#### YOUR OBJECTIVE
Where a line in the listing below contains the word "Severity", copy that line.

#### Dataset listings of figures
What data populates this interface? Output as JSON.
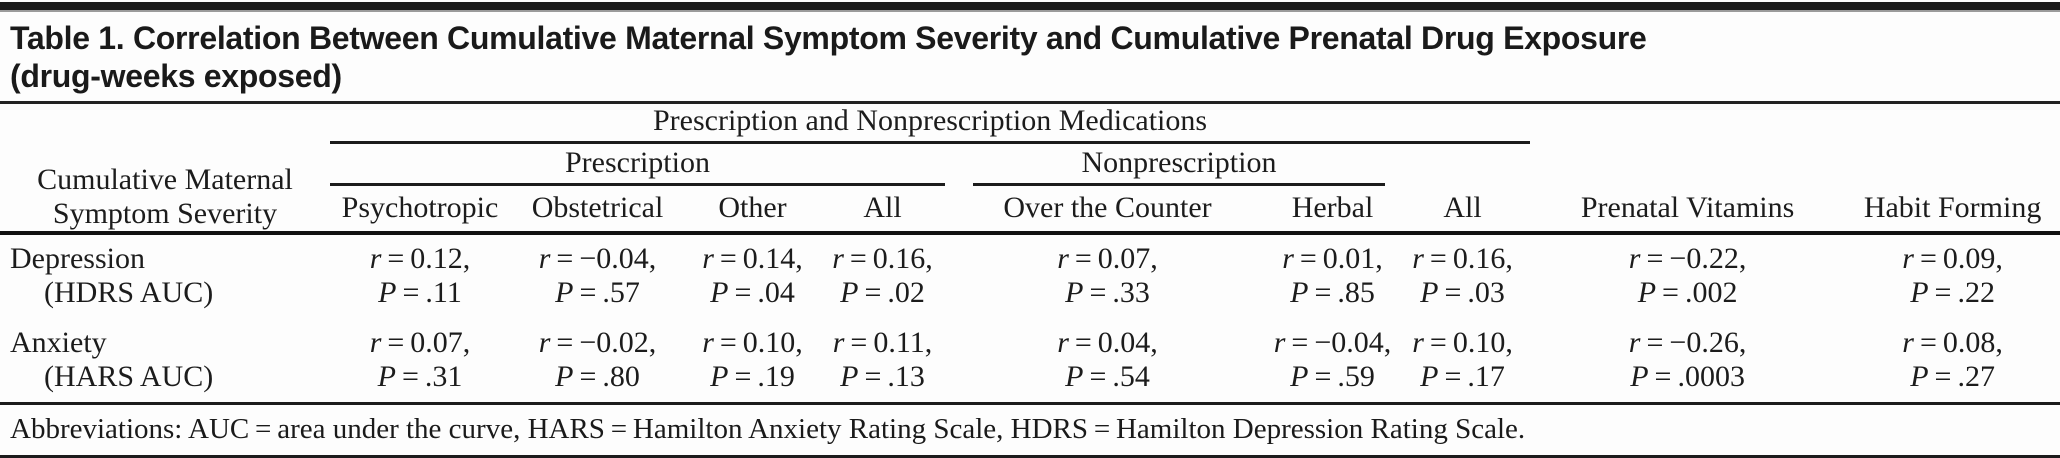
{
  "title": {
    "line1": "Table 1. Correlation Between Cumulative Maternal Symptom Severity and Cumulative Prenatal Drug Exposure",
    "line2": "(drug-weeks exposed)"
  },
  "table": {
    "stub_header": {
      "line1": "Cumulative Maternal",
      "line2": "Symptom Severity"
    },
    "group_headers": {
      "top": "Prescription and Nonprescription Medications",
      "prescription": "Prescription",
      "nonprescription": "Nonprescription"
    },
    "columns": [
      "Psychotropic",
      "Obstetrical",
      "Other",
      "All",
      "Over the Counter",
      "Herbal",
      "All",
      "Prenatal Vitamins",
      "Habit Forming"
    ],
    "cell_format": {
      "r_symbol": "r",
      "p_symbol": "P",
      "equals": "=",
      "r_suffix": ","
    },
    "rows": [
      {
        "label_line1": "Depression",
        "label_line2": "(HDRS AUC)",
        "cells": [
          {
            "r": "0.12",
            "p": ".11"
          },
          {
            "r": "−0.04",
            "p": ".57"
          },
          {
            "r": "0.14",
            "p": ".04"
          },
          {
            "r": "0.16",
            "p": ".02"
          },
          {
            "r": "0.07",
            "p": ".33"
          },
          {
            "r": "0.01",
            "p": ".85"
          },
          {
            "r": "0.16",
            "p": ".03"
          },
          {
            "r": "−0.22",
            "p": ".002"
          },
          {
            "r": "0.09",
            "p": ".22"
          }
        ]
      },
      {
        "label_line1": "Anxiety",
        "label_line2": "(HARS AUC)",
        "cells": [
          {
            "r": "0.07",
            "p": ".31"
          },
          {
            "r": "−0.02",
            "p": ".80"
          },
          {
            "r": "0.10",
            "p": ".19"
          },
          {
            "r": "0.11",
            "p": ".13"
          },
          {
            "r": "0.04",
            "p": ".54"
          },
          {
            "r": "−0.04",
            "p": ".59"
          },
          {
            "r": "0.10",
            "p": ".17"
          },
          {
            "r": "−0.26",
            "p": ".0003"
          },
          {
            "r": "0.08",
            "p": ".27"
          }
        ]
      }
    ]
  },
  "footnote": "Abbreviations: AUC = area under the curve, HARS = Hamilton Anxiety Rating Scale, HDRS = Hamilton Depression Rating Scale.",
  "chart_data": {
    "type": "table",
    "title": "Table 1. Correlation Between Cumulative Maternal Symptom Severity and Cumulative Prenatal Drug Exposure (drug-weeks exposed)",
    "column_groups": [
      {
        "label": "Prescription and Nonprescription Medications",
        "spans": [
          "Psychotropic",
          "Obstetrical",
          "Other",
          "All",
          "Over the Counter",
          "Herbal",
          "All"
        ]
      },
      {
        "label": "Prescription",
        "spans": [
          "Psychotropic",
          "Obstetrical",
          "Other",
          "All"
        ]
      },
      {
        "label": "Nonprescription",
        "spans": [
          "Over the Counter",
          "Herbal"
        ]
      }
    ],
    "columns": [
      "Cumulative Maternal Symptom Severity",
      "Psychotropic",
      "Obstetrical",
      "Other",
      "All",
      "Over the Counter",
      "Herbal",
      "All",
      "Prenatal Vitamins",
      "Habit Forming"
    ],
    "rows": [
      [
        "Depression (HDRS AUC)",
        "r = 0.12, P = .11",
        "r = −0.04, P = .57",
        "r = 0.14, P = .04",
        "r = 0.16, P = .02",
        "r = 0.07, P = .33",
        "r = 0.01, P = .85",
        "r = 0.16, P = .03",
        "r = −0.22, P = .002",
        "r = 0.09, P = .22"
      ],
      [
        "Anxiety (HARS AUC)",
        "r = 0.07, P = .31",
        "r = −0.02, P = .80",
        "r = 0.10, P = .19",
        "r = 0.11, P = .13",
        "r = 0.04, P = .54",
        "r = −0.04, P = .59",
        "r = 0.10, P = .17",
        "r = −0.26, P = .0003",
        "r = 0.08, P = .27"
      ]
    ],
    "footnote": "Abbreviations: AUC = area under the curve, HARS = Hamilton Anxiety Rating Scale, HDRS = Hamilton Depression Rating Scale."
  }
}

#### TASK OUTPUT
    "line1": "Table 1. Correlation Between Cumulative Maternal Symptom Severity and Cumulative Prenatal Drug Exposure",
      "line2": "Symptom Severity"
    "title": "Table 1. Correlation Between Cumulative Maternal Symptom Severity and Cumulative Prenatal Drug Exposure (drug-weeks exposed)",
      "Cumulative Maternal Symptom Severity",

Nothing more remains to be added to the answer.